◆ SUPPLIED RECORDS ◆
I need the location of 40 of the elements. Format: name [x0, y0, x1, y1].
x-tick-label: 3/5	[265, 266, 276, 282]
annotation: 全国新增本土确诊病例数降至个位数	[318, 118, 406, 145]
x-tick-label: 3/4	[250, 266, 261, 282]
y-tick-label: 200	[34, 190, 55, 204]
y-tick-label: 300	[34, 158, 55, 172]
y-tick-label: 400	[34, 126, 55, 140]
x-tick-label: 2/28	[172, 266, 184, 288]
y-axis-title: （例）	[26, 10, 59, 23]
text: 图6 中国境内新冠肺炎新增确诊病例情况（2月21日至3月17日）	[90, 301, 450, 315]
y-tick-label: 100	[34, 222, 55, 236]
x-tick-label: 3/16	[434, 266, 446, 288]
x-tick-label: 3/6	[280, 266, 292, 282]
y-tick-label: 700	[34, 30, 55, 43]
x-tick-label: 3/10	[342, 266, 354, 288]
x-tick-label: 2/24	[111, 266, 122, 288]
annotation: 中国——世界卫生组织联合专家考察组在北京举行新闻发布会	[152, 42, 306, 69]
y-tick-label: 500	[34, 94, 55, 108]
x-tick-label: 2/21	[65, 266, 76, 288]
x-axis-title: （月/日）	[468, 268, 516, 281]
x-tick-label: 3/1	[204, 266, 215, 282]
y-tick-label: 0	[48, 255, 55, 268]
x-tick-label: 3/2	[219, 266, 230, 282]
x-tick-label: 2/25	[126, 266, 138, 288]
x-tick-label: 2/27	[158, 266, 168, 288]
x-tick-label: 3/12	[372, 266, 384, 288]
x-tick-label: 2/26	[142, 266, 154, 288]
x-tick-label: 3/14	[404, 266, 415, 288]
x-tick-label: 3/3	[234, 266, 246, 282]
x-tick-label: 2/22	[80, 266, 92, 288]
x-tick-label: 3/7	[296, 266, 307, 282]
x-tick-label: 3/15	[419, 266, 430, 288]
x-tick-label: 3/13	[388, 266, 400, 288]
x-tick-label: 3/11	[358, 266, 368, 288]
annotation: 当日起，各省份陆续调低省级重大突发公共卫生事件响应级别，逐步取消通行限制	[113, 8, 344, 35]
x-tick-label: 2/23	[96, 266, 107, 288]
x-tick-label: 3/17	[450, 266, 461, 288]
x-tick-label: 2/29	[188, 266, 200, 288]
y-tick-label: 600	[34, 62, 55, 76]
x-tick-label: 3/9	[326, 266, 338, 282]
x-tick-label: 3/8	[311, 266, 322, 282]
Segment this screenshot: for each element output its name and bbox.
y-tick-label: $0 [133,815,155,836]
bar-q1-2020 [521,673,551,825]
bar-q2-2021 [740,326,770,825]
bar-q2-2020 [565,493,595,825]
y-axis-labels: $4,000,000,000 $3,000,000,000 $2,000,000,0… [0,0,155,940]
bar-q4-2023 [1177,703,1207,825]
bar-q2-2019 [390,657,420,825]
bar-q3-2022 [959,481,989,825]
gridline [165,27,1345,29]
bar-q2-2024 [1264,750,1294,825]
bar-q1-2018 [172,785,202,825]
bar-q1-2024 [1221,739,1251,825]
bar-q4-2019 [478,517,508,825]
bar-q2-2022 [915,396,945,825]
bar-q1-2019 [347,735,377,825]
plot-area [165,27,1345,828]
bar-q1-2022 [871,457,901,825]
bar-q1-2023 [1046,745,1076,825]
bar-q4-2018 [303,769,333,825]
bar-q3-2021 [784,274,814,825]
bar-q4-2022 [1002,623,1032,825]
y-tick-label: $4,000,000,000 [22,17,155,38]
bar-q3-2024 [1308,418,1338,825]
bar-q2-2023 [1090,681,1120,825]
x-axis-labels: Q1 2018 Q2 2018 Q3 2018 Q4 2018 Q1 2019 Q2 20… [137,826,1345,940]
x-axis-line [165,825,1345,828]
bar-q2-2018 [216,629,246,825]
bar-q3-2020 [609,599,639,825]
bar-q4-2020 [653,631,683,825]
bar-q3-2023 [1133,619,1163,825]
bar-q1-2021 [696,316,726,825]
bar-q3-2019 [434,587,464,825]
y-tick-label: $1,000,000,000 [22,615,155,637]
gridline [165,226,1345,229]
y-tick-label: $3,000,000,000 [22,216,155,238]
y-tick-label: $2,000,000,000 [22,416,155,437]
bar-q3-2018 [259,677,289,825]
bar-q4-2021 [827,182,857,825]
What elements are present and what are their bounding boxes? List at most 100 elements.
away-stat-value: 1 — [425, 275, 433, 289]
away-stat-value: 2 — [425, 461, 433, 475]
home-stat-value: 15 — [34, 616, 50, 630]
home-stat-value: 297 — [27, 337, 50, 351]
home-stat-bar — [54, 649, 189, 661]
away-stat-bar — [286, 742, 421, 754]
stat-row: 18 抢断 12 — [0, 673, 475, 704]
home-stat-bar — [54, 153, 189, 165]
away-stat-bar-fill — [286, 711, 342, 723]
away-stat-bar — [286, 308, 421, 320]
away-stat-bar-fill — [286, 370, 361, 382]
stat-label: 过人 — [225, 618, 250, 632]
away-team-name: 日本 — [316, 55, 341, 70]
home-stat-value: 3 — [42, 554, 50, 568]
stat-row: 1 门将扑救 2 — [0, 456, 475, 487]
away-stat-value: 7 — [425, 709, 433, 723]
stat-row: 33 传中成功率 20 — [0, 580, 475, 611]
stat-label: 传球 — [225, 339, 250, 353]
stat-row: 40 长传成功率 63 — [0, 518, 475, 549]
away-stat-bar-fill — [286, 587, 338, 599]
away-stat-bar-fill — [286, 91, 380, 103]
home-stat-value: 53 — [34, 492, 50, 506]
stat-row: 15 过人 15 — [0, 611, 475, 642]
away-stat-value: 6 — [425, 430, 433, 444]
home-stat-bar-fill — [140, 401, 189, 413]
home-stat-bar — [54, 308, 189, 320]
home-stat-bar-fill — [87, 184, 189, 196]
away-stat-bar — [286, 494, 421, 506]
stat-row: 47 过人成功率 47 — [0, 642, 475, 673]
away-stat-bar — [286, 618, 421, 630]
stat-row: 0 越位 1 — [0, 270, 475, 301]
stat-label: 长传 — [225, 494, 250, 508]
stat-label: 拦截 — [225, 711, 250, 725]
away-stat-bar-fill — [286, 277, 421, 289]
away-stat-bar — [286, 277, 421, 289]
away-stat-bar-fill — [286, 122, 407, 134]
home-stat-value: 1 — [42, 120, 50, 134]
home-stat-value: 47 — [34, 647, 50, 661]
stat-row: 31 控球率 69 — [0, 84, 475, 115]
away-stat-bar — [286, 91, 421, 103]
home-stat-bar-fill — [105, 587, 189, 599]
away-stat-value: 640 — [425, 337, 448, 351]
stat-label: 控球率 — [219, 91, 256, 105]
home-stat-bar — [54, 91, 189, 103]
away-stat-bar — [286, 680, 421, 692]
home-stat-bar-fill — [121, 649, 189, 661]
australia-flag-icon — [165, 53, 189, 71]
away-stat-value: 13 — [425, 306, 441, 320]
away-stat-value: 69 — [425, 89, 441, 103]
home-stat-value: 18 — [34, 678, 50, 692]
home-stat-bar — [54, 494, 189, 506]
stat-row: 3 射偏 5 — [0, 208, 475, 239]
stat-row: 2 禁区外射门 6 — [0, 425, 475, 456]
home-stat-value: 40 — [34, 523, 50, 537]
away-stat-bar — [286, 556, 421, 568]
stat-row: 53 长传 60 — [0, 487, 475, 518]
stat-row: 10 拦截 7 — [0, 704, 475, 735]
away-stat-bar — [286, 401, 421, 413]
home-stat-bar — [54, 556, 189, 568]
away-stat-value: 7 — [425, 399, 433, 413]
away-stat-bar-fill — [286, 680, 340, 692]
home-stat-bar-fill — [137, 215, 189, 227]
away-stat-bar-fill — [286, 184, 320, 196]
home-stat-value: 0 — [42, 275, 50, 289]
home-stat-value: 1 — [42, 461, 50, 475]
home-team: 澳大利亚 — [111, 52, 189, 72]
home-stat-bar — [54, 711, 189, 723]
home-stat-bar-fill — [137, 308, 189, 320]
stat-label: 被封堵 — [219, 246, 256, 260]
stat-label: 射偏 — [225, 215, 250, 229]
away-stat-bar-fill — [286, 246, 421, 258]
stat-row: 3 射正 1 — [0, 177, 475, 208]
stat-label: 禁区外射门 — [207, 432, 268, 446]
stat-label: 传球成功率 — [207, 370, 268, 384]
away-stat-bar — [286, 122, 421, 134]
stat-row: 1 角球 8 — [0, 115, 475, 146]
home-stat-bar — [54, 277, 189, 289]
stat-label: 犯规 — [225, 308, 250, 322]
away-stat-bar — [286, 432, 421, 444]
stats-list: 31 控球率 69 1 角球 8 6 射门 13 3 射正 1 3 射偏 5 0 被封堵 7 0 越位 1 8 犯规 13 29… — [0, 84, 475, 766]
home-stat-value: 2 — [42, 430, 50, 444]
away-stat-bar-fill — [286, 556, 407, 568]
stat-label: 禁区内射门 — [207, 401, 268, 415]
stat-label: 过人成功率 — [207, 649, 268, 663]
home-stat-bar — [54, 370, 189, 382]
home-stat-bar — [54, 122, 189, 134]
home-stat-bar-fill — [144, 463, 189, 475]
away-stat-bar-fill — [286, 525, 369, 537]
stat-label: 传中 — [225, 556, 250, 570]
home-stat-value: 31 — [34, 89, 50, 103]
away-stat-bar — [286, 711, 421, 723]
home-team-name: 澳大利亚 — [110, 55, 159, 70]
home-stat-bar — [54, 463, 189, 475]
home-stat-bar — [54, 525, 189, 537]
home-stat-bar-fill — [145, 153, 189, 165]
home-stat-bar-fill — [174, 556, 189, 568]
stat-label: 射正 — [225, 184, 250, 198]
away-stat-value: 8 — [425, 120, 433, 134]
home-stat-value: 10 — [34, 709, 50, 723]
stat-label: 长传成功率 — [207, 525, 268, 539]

◆ DESCRIPTION OF THE TASK ◆
Copy out the lines of the listing word for word, from its first line through the line containing "10, 59, 23]", including both of those lines.

◆ THE RESPONSE ◆
I need the location of 40 of the elements. Format: name [x0, y0, x1, y1].
x-tick-label: 3/5	[265, 266, 276, 282]
annotation: 全国新增本土确诊病例数降至个位数	[318, 118, 406, 145]
x-tick-label: 3/4	[250, 266, 261, 282]
y-tick-label: 200	[34, 190, 55, 204]
y-tick-label: 300	[34, 158, 55, 172]
y-tick-label: 400	[34, 126, 55, 140]
x-tick-label: 2/28	[172, 266, 184, 288]
y-axis-title: （例）	[26, 10, 59, 23]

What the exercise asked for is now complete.